* [Goal]
From the entries below, copy out every line with "efficient" in it.

(Source data)
----

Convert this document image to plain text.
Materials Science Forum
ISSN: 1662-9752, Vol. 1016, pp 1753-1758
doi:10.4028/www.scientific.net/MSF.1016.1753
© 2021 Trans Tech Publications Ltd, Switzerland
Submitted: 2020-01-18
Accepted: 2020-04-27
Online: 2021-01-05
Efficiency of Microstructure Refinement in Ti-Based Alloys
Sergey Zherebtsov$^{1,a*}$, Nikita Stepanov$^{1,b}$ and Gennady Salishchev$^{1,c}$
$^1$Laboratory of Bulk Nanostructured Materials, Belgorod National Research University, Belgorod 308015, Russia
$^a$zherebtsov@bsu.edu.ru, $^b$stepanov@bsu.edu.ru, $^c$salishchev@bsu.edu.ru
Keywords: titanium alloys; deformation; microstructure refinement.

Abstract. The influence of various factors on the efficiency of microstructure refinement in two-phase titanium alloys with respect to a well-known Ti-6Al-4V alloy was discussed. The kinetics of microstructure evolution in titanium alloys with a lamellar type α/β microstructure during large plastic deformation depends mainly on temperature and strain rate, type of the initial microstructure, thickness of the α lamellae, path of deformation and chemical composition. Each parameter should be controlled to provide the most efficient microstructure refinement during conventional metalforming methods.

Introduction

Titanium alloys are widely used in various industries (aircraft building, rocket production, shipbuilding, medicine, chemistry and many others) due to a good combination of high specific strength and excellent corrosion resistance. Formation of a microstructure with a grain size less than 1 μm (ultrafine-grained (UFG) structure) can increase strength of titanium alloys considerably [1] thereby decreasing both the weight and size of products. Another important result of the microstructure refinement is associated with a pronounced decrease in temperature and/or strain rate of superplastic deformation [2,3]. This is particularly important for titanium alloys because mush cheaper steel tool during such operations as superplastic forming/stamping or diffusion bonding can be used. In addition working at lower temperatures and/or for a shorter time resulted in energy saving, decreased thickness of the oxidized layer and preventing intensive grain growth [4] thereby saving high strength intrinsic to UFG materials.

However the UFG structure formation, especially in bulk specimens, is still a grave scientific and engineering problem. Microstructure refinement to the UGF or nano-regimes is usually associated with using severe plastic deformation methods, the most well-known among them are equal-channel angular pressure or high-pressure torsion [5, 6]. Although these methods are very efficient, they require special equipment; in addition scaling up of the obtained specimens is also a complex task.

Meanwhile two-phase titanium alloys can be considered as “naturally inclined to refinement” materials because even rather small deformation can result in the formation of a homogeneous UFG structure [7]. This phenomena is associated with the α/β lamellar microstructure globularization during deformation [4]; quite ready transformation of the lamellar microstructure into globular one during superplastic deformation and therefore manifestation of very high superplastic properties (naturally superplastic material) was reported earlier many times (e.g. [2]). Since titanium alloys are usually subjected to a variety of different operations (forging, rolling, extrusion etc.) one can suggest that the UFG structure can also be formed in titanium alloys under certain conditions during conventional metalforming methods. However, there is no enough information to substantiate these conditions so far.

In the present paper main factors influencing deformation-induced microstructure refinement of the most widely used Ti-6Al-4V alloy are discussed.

----

* [Response]
Abstract. The influence of various factors on the efficiency of microstructure refinement in two-phase titanium alloys with respect to a well-known Ti-6Al-4V alloy was discussed. The kinetics of microstructure evolution in titanium alloys with a lamellar type α/β microstructure during large plastic deformation depends mainly on temperature and strain rate, type of the initial microstructure, thickness of the α lamellae, path of deformation and chemical composition. Each parameter should be controlled to provide the most efficient microstructure refinement during conventional metalforming methods.
However the UFG structure formation, especially in bulk specimens, is still a grave scientific and engineering problem. Microstructure refinement to the UGF or nano-regimes is usually associated with using severe plastic deformation methods, the most well-known among them are equal-channel angular pressure or high-pressure torsion [5, 6]. Although these methods are very efficient, they require special equipment; in addition scaling up of the obtained specimens is also a complex task.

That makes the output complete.